▸ What you should do
Each line below must be set down exactly; omit any image you find.

▸ Exercise materials
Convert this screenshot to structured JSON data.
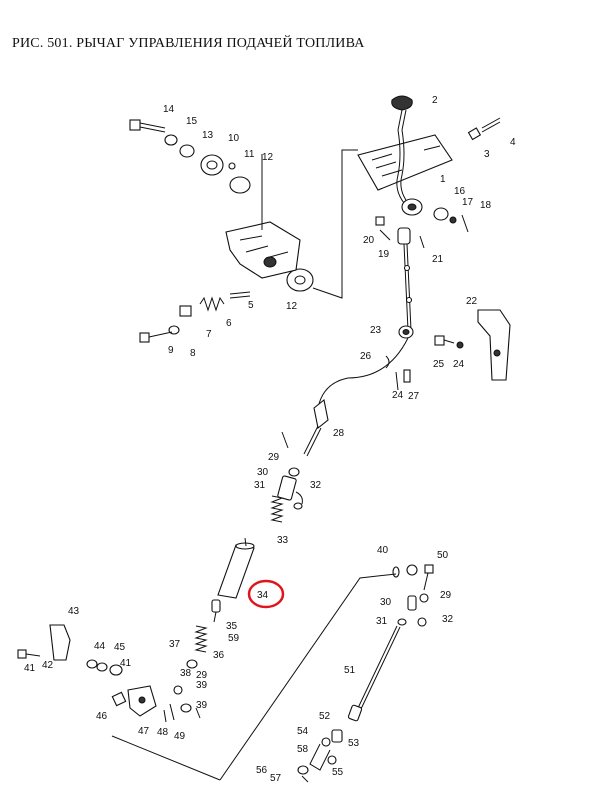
{
  "title": "РИС. 501. РЫЧАГ УПРАВЛЕНИЯ ПОДАЧЕЙ ТОПЛИВА",
  "highlight": {
    "label": "34",
    "color": "#e0141c"
  },
  "labels": [
    "1",
    "2",
    "3",
    "4",
    "5",
    "6",
    "7",
    "8",
    "9",
    "10",
    "11",
    "12",
    "12",
    "13",
    "14",
    "15",
    "16",
    "17",
    "18",
    "19",
    "20",
    "21",
    "22",
    "23",
    "24",
    "24",
    "25",
    "26",
    "27",
    "28",
    "29",
    "29",
    "29",
    "30",
    "30",
    "31",
    "31",
    "32",
    "32",
    "33",
    "35",
    "36",
    "37",
    "38",
    "39",
    "39",
    "40",
    "41",
    "41",
    "42",
    "43",
    "44",
    "45",
    "46",
    "47",
    "48",
    "49",
    "50",
    "51",
    "52",
    "53",
    "54",
    "55",
    "56",
    "57",
    "58",
    "59"
  ]
}
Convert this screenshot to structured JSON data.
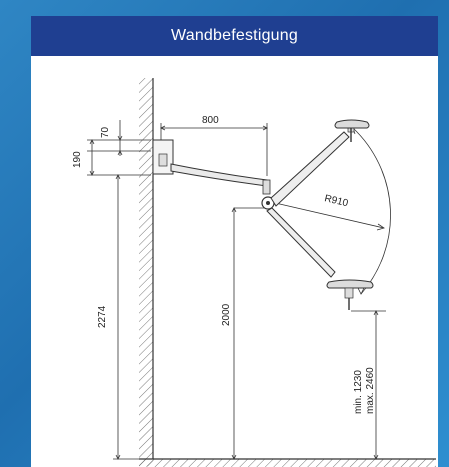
{
  "header": {
    "title": "Wandbefestigung"
  },
  "dimensions": {
    "arm_length": "800",
    "bracket_height": "190",
    "bracket_offset": "70",
    "mount_height": "2274",
    "pivot_height": "2000",
    "radius": "R910",
    "light_height_min": "min. 1230",
    "light_height_max": "max. 2460"
  }
}
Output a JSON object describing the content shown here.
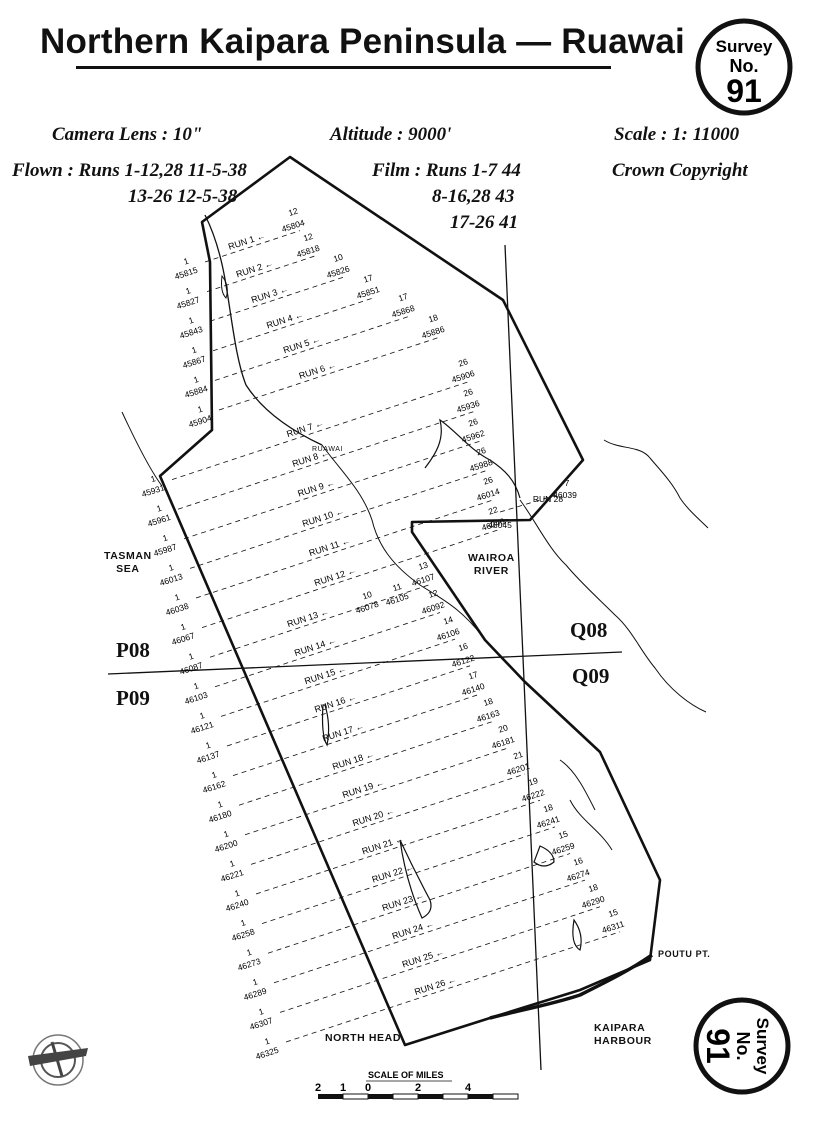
{
  "title": "Northern Kaipara Peninsula — Ruawai",
  "survey_badge": {
    "line1": "Survey",
    "line2": "No.",
    "number": "91"
  },
  "info": {
    "camera_lens": "Camera Lens : 10\"",
    "altitude": "Altitude : 9000'",
    "scale": "Scale : 1: 11000",
    "flown_line1": "Flown : Runs 1-12,28  11-5-38",
    "flown_line2": "13-26  12-5-38",
    "film_line1": "Film : Runs 1-7  44",
    "film_line2": "8-16,28  43",
    "film_line3": "17-26  41",
    "copyright": "Crown Copyright"
  },
  "sheet_labels": {
    "p08": "P08",
    "p09": "P09",
    "q08": "Q08",
    "q09": "Q09"
  },
  "place_names": {
    "tasman_sea": "TASMAN\nSEA",
    "wairoa_river": "WAIROA\nRIVER",
    "ruawai": "RUAWAI",
    "north_head": "NORTH HEAD",
    "kaipara_harbour": "KAIPARA\nHARBOUR",
    "poutu_pt": "POUTU PT."
  },
  "scale_bar": {
    "label": "SCALE OF MILES",
    "ticks": [
      "2",
      "1",
      "0",
      "2",
      "4"
    ]
  },
  "runs": [
    {
      "label": "RUN 1",
      "num": "12",
      "end": "45804"
    },
    {
      "label": "RUN 2",
      "num": "12",
      "end": "45818"
    },
    {
      "label": "RUN 3",
      "num": "10",
      "end": "45826"
    },
    {
      "label": "RUN 4",
      "num": "17",
      "end": "45851"
    },
    {
      "label": "RUN 5",
      "num": "17",
      "end": "45868"
    },
    {
      "label": "RUN 6",
      "num": "18",
      "end": "45886"
    },
    {
      "label": "RUN 7",
      "num": "26",
      "end": "45906"
    },
    {
      "label": "RUN 8",
      "num": "26",
      "end": "45936"
    },
    {
      "label": "RUN 9",
      "num": "26",
      "end": "45962"
    },
    {
      "label": "RUN 10",
      "num": "26",
      "end": "45988"
    },
    {
      "label": "RUN 11",
      "num": "26",
      "end": "46014"
    },
    {
      "label": "RUN 12",
      "num": "22",
      "end": "46046"
    },
    {
      "label": "RUN 13",
      "num": "13",
      "end": "46107"
    },
    {
      "label": "RUN 14",
      "num": "12",
      "end": "46092"
    },
    {
      "label": "RUN 15",
      "num": "14",
      "end": "46106"
    },
    {
      "label": "RUN 16",
      "num": "16",
      "end": "46122"
    },
    {
      "label": "RUN 17",
      "num": "17",
      "end": "46140"
    },
    {
      "label": "RUN 18",
      "num": "18",
      "end": "46163"
    },
    {
      "label": "RUN 19",
      "num": "20",
      "end": "46181"
    },
    {
      "label": "RUN 20",
      "num": "21",
      "end": "46201"
    },
    {
      "label": "RUN 21",
      "num": "19",
      "end": "46222"
    },
    {
      "label": "RUN 22",
      "num": "18",
      "end": "46241"
    },
    {
      "label": "RUN 23",
      "num": "15",
      "end": "46259"
    },
    {
      "label": "RUN 24",
      "num": "16",
      "end": "46274"
    },
    {
      "label": "RUN 25",
      "num": "18",
      "end": "46290"
    },
    {
      "label": "RUN 26",
      "num": "15",
      "end": "46311"
    }
  ],
  "run_28": {
    "label": "RUN 28",
    "num": "7",
    "end": "46039"
  },
  "run_13_extra": [
    {
      "num": "10",
      "end": "46078"
    },
    {
      "num": "11",
      "end": "46105"
    }
  ],
  "left_starts": [
    "45815",
    "45827",
    "45843",
    "45867",
    "45884",
    "45904",
    "45931",
    "45961",
    "45987",
    "46013",
    "46038",
    "46067",
    "46087",
    "46103",
    "46121",
    "46137",
    "46162",
    "46180",
    "46200",
    "46221",
    "46240",
    "46258",
    "46273",
    "46289",
    "46307",
    "46325",
    "46045"
  ]
}
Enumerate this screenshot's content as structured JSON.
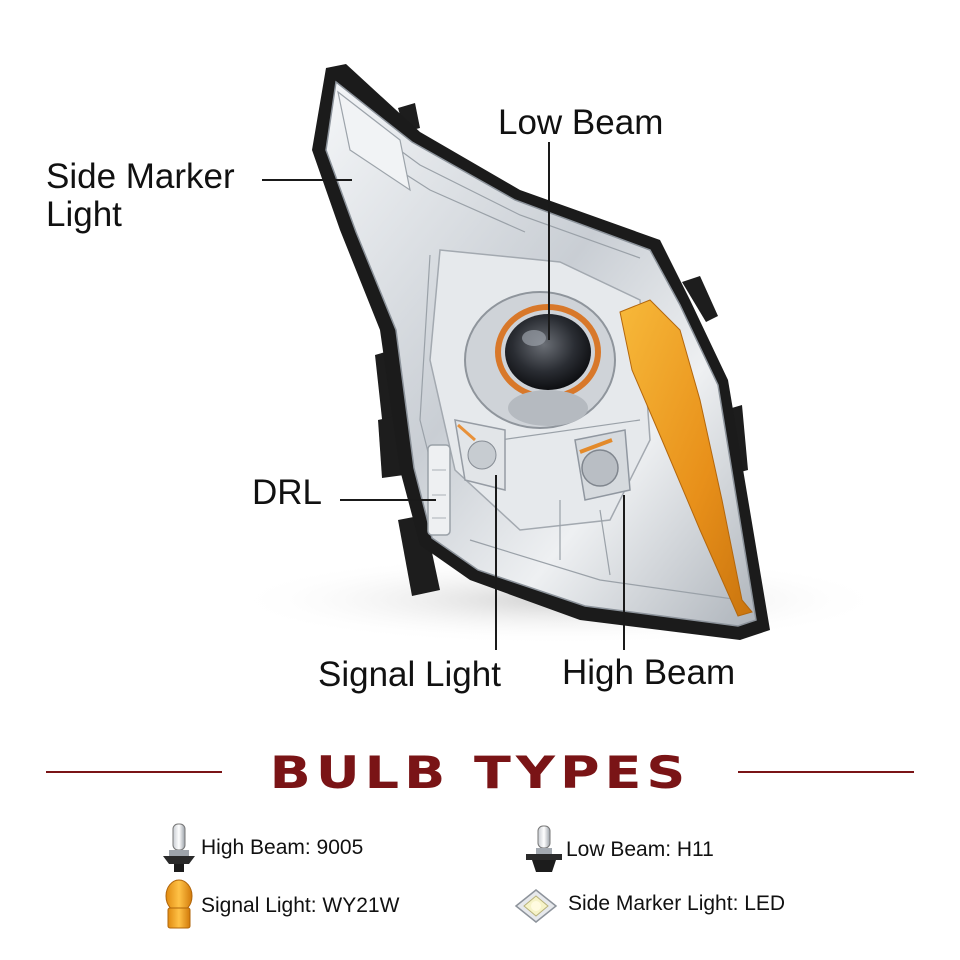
{
  "callouts": {
    "side_marker": "Side Marker Light",
    "low_beam": "Low Beam",
    "drl": "DRL",
    "signal_light": "Signal Light",
    "high_beam": "High Beam"
  },
  "bulb_types": {
    "title": "BULB TYPES",
    "title_color": "#7a1416",
    "items": [
      {
        "text": "High Beam: 9005",
        "icon": "halogen-9005-bulb-icon"
      },
      {
        "text": "Low Beam: H11",
        "icon": "halogen-h11-bulb-icon"
      },
      {
        "text": "Signal Light: WY21W",
        "icon": "amber-wedge-bulb-icon"
      },
      {
        "text": "Side Marker Light: LED",
        "icon": "led-chip-icon"
      }
    ]
  },
  "colors": {
    "amber_reflector": "#f0a020",
    "chrome": "#d9dde2",
    "housing": "#1b1b1b"
  }
}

▸ Response
Convert this screenshot to structured JSON data.
{
  "title": "РИС. 501. РЫЧАГ УПРАВЛЕНИЯ ПОДАЧЕЙ ТОПЛИВА",
  "highlight": {
    "label": "34",
    "color": "#e0141c"
  },
  "labels": [
    "1",
    "2",
    "3",
    "4",
    "5",
    "6",
    "7",
    "8",
    "9",
    "10",
    "11",
    "12",
    "12",
    "13",
    "14",
    "15",
    "16",
    "17",
    "18",
    "19",
    "20",
    "21",
    "22",
    "23",
    "24",
    "24",
    "25",
    "26",
    "27",
    "28",
    "29",
    "29",
    "29",
    "30",
    "30",
    "31",
    "31",
    "32",
    "32",
    "33",
    "35",
    "36",
    "37",
    "38",
    "39",
    "39",
    "40",
    "41",
    "41",
    "42",
    "43",
    "44",
    "45",
    "46",
    "47",
    "48",
    "49",
    "50",
    "51",
    "52",
    "53",
    "54",
    "55",
    "56",
    "57",
    "58",
    "59"
  ]
}
Convert this screenshot to structured JSON data.
{
  "header": {
    "title": "Wandbefestigung"
  },
  "dimensions": {
    "arm_length": "800",
    "bracket_height": "190",
    "bracket_offset": "70",
    "mount_height": "2274",
    "pivot_height": "2000",
    "radius": "R910",
    "light_height_min": "min. 1230",
    "light_height_max": "max. 2460"
  }
}
Output a JSON object describing the content shown here.
{
  "title": "Northern Kaipara Peninsula — Ruawai",
  "survey_badge": {
    "line1": "Survey",
    "line2": "No.",
    "number": "91"
  },
  "info": {
    "camera_lens": "Camera Lens : 10\"",
    "altitude": "Altitude : 9000'",
    "scale": "Scale : 1: 11000",
    "flown_line1": "Flown : Runs 1-12,28  11-5-38",
    "flown_line2": "13-26  12-5-38",
    "film_line1": "Film : Runs 1-7  44",
    "film_line2": "8-16,28  43",
    "film_line3": "17-26  41",
    "copyright": "Crown Copyright"
  },
  "sheet_labels": {
    "p08": "P08",
    "p09": "P09",
    "q08": "Q08",
    "q09": "Q09"
  },
  "place_names": {
    "tasman_sea": "TASMAN\nSEA",
    "wairoa_river": "WAIROA\nRIVER",
    "ruawai": "RUAWAI",
    "north_head": "NORTH HEAD",
    "kaipara_harbour": "KAIPARA\nHARBOUR",
    "poutu_pt": "POUTU PT."
  },
  "scale_bar": {
    "label": "SCALE OF MILES",
    "ticks": [
      "2",
      "1",
      "0",
      "2",
      "4"
    ]
  },
  "runs": [
    {
      "label": "RUN 1",
      "num": "12",
      "end": "45804"
    },
    {
      "label": "RUN 2",
      "num": "12",
      "end": "45818"
    },
    {
      "label": "RUN 3",
      "num": "10",
      "end": "45826"
    },
    {
      "label": "RUN 4",
      "num": "17",
      "end": "45851"
    },
    {
      "label": "RUN 5",
      "num": "17",
      "end": "45868"
    },
    {
      "label": "RUN 6",
      "num": "18",
      "end": "45886"
    },
    {
      "label": "RUN 7",
      "num": "26",
      "end": "45906"
    },
    {
      "label": "RUN 8",
      "num": "26",
      "end": "45936"
    },
    {
      "label": "RUN 9",
      "num": "26",
      "end": "45962"
    },
    {
      "label": "RUN 10",
      "num": "26",
      "end": "45988"
    },
    {
      "label": "RUN 11",
      "num": "26",
      "end": "46014"
    },
    {
      "label": "RUN 12",
      "num": "22",
      "end": "46046"
    },
    {
      "label": "RUN 13",
      "num": "13",
      "end": "46107"
    },
    {
      "label": "RUN 14",
      "num": "12",
      "end": "46092"
    },
    {
      "label": "RUN 15",
      "num": "14",
      "end": "46106"
    },
    {
      "label": "RUN 16",
      "num": "16",
      "end": "46122"
    },
    {
      "label": "RUN 17",
      "num": "17",
      "end": "46140"
    },
    {
      "label": "RUN 18",
      "num": "18",
      "end": "46163"
    },
    {
      "label": "RUN 19",
      "num": "20",
      "end": "46181"
    },
    {
      "label": "RUN 20",
      "num": "21",
      "end": "46201"
    },
    {
      "label": "RUN 21",
      "num": "19",
      "end": "46222"
    },
    {
      "label": "RUN 22",
      "num": "18",
      "end": "46241"
    },
    {
      "label": "RUN 23",
      "num": "15",
      "end": "46259"
    },
    {
      "label": "RUN 24",
      "num": "16",
      "end": "46274"
    },
    {
      "label": "RUN 25",
      "num": "18",
      "end": "46290"
    },
    {
      "label": "RUN 26",
      "num": "15",
      "end": "46311"
    }
  ],
  "run_28": {
    "label": "RUN 28",
    "num": "7",
    "end": "46039"
  },
  "run_13_extra": [
    {
      "num": "10",
      "end": "46078"
    },
    {
      "num": "11",
      "end": "46105"
    }
  ],
  "left_starts": [
    "45815",
    "45827",
    "45843",
    "45867",
    "45884",
    "45904",
    "45931",
    "45961",
    "45987",
    "46013",
    "46038",
    "46067",
    "46087",
    "46103",
    "46121",
    "46137",
    "46162",
    "46180",
    "46200",
    "46221",
    "46240",
    "46258",
    "46273",
    "46289",
    "46307",
    "46325",
    "46045"
  ]
}
Enumerate this screenshot's content as structured JSON.
{
  "callouts": {
    "side_marker": "Side Marker Light",
    "low_beam": "Low Beam",
    "drl": "DRL",
    "signal_light": "Signal Light",
    "high_beam": "High Beam"
  },
  "bulb_types": {
    "title": "BULB TYPES",
    "title_color": "#7a1416",
    "items": [
      {
        "text": "High Beam: 9005",
        "icon": "halogen-9005-bulb-icon"
      },
      {
        "text": "Low Beam: H11",
        "icon": "halogen-h11-bulb-icon"
      },
      {
        "text": "Signal Light: WY21W",
        "icon": "amber-wedge-bulb-icon"
      },
      {
        "text": "Side Marker Light: LED",
        "icon": "led-chip-icon"
      }
    ]
  },
  "colors": {
    "amber_reflector": "#f0a020",
    "chrome": "#d9dde2",
    "housing": "#1b1b1b"
  }
}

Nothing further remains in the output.